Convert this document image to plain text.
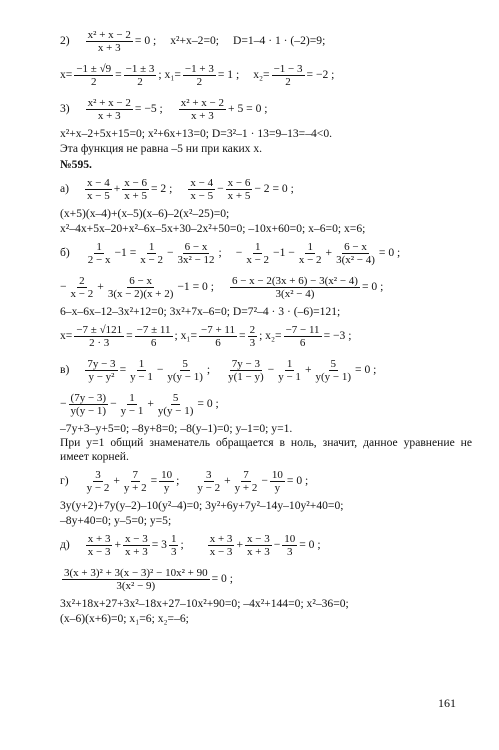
$2) \frac{\text{x² + x − 2}}{x + 3} = 0$ ; x²+x–2=0; D=1–4 · 1 · (–2)=9;
$x= \frac{-1 \pm √9}{2} = \frac{-1 \pm 3}{2}$ ; $x_1= \frac{-1 + 3}{2} = 1$ ; $x_2= \frac{-1 - 3}{2} = -2$ ;
$3) \frac{\text{x² + x − 2}}{x + 3} = -5$ ; $\frac{\text{x² + x − 2}}{x + 3} + 5 = 0$ ;
x²+x–2+5x+15=0; x²+6x+13=0; D=3²–1 · 13=9–13=–4<0.
Эта функция не равна –5 ни при каких x.
№595.
$а) \frac{x - 4}{x - 5} + \frac{x - 6}{x + 5} = 2$ ; $\frac{x - 4}{x - 5} - \frac{x - 6}{x + 5} - 2 = 0$ ;
(x+5)(x–4)+(x–5)(x–6)–2(x²–25)=0;
x²–4x+5x–20+x²–6x–5x+30–2x²+50=0; –10x+60=0; x–6=0; x=6;
$б) \frac{1}{2 - x} -1 = \frac{1}{x - 2} - \frac{6 - x}{\text{3x² − 12}}$ ; − $\frac{1}{x - 2} -1 - \frac{1}{x - 2} + \frac{6 - x}{\text{3(x² − 4)}} = 0$ ;
− $\frac{2}{x - 2} + \frac{6 - x}{3(x - 2)(x + 2)} -1 = 0$ ; $\frac{\text{6 − x − 2(3x + 6) − 3(x² − 4)}}{\text{3(x² − 4)}} = 0$ ;
6–x–6x–12–3x²+12=0; 3x²+7x–6=0; D=7²–4 · 3 · (–6)=121;
$x= \frac{-7 \pm √121}{2 \cdot 3} = \frac{-7 \pm 11}{6}$ ; $x_1= \frac{-7 + 11}{6} = \frac{2}{3}$ ; $x_2= \frac{-7 - 11}{6} = -3$ ;
$в) \frac{7y - 3}{\text{y − y²}} = \frac{1}{y - 1} - \frac{5}{y(y - 1)}$ ; $\frac{7y - 3}{y(1 - y)} - \frac{1}{y - 1} + \frac{5}{y(y - 1)} = 0$ ;
− $\frac{(7y - 3)}{y(y - 1)} - \frac{1}{y - 1} + \frac{5}{y(y - 1)} = 0$ ;
–7y+3–y+5=0; –8y+8=0; –8(y–1)=0; y–1=0; y=1.
При y=1 общий знаменатель обращается в ноль, значит, данное уравнение не имеет корней.
$г) \frac{3}{y - 2} + \frac{7}{y + 2} = \frac{10}{y}$ ; $\frac{3}{y - 2} + \frac{7}{y + 2} - \frac{10}{y} = 0$ ;
3y(y+2)+7y(y–2)–10(y²–4)=0; 3y²+6y+7y²–14y–10y²+40=0;
–8y+40=0; y–5=0; y=5;
$д) \frac{x + 3}{x - 3} + \frac{x - 3}{x + 3} = 3 \frac{1}{3}$ ; $\frac{x + 3}{x - 3} + \frac{x - 3}{x + 3} - \frac{10}{3} = 0$ ;
$\frac{\text{3(x + 3)² + 3(x − 3)² − 10x² + 90}}{\text{3(x² − 9)}} = 0$ ;
3x²+18x+27+3x²–18x+27–10x²+90=0; –4x²+144=0; x²–36=0;
(x–6)(x+6)=0; x₁=6; x₂=–6;
161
____
Goal
Write out the full listing verbatim, excluding its pictures.

Response to this exercise
Convert this document image to plain text.
$2) \frac{\text{x² + x − 2}}{x + 3} = 0$ ; x²+x–2=0; D=1–4 · 1 · (–2)=9;
$x= \frac{-1 \pm √9}{2} = \frac{-1 \pm 3}{2}$ ; $x_1= \frac{-1 + 3}{2} = 1$ ; $x_2= \frac{-1 - 3}{2} = -2$ ;
$3) \frac{\text{x² + x − 2}}{x + 3} = -5$ ; $\frac{\text{x² + x − 2}}{x + 3} + 5 = 0$ ;
x²+x–2+5x+15=0; x²+6x+13=0; D=3²–1 · 13=9–13=–4<0.
Эта функция не равна –5 ни при каких x.
№595.
$а) \frac{x - 4}{x - 5} + \frac{x - 6}{x + 5} = 2$ ; $\frac{x - 4}{x - 5} - \frac{x - 6}{x + 5} - 2 = 0$ ;
(x+5)(x–4)+(x–5)(x–6)–2(x²–25)=0;
x²–4x+5x–20+x²–6x–5x+30–2x²+50=0; –10x+60=0; x–6=0; x=6;
$б) \frac{1}{2 - x} -1 = \frac{1}{x - 2} - \frac{6 - x}{\text{3x² − 12}}$ ; − $\frac{1}{x - 2} -1 - \frac{1}{x - 2} + \frac{6 - x}{\text{3(x² − 4)}} = 0$ ;
− $\frac{2}{x - 2} + \frac{6 - x}{3(x - 2)(x + 2)} -1 = 0$ ; $\frac{\text{6 − x − 2(3x + 6) − 3(x² − 4)}}{\text{3(x² − 4)}} = 0$ ;
6–x–6x–12–3x²+12=0; 3x²+7x–6=0; D=7²–4 · 3 · (–6)=121;
$x= \frac{-7 \pm √121}{2 \cdot 3} = \frac{-7 \pm 11}{6}$ ; $x_1= \frac{-7 + 11}{6} = \frac{2}{3}$ ; $x_2= \frac{-7 - 11}{6} = -3$ ;
$в) \frac{7y - 3}{\text{y − y²}} = \frac{1}{y - 1} - \frac{5}{y(y - 1)}$ ; $\frac{7y - 3}{y(1 - y)} - \frac{1}{y - 1} + \frac{5}{y(y - 1)} = 0$ ;
− $\frac{(7y - 3)}{y(y - 1)} - \frac{1}{y - 1} + \frac{5}{y(y - 1)} = 0$ ;
–7y+3–y+5=0; –8y+8=0; –8(y–1)=0; y–1=0; y=1.
При y=1 общий знаменатель обращается в ноль, значит, данное уравнение не имеет корней.
$г) \frac{3}{y - 2} + \frac{7}{y + 2} = \frac{10}{y}$ ; $\frac{3}{y - 2} + \frac{7}{y + 2} - \frac{10}{y} = 0$ ;
3y(y+2)+7y(y–2)–10(y²–4)=0; 3y²+6y+7y²–14y–10y²+40=0;
–8y+40=0; y–5=0; y=5;
$д) \frac{x + 3}{x - 3} + \frac{x - 3}{x + 3} = 3 \frac{1}{3}$ ; $\frac{x + 3}{x - 3} + \frac{x - 3}{x + 3} - \frac{10}{3} = 0$ ;
$\frac{\text{3(x + 3)² + 3(x − 3)² − 10x² + 90}}{\text{3(x² − 9)}} = 0$ ;
3x²+18x+27+3x²–18x+27–10x²+90=0; –4x²+144=0; x²–36=0;
(x–6)(x+6)=0; x₁=6; x₂=–6;
161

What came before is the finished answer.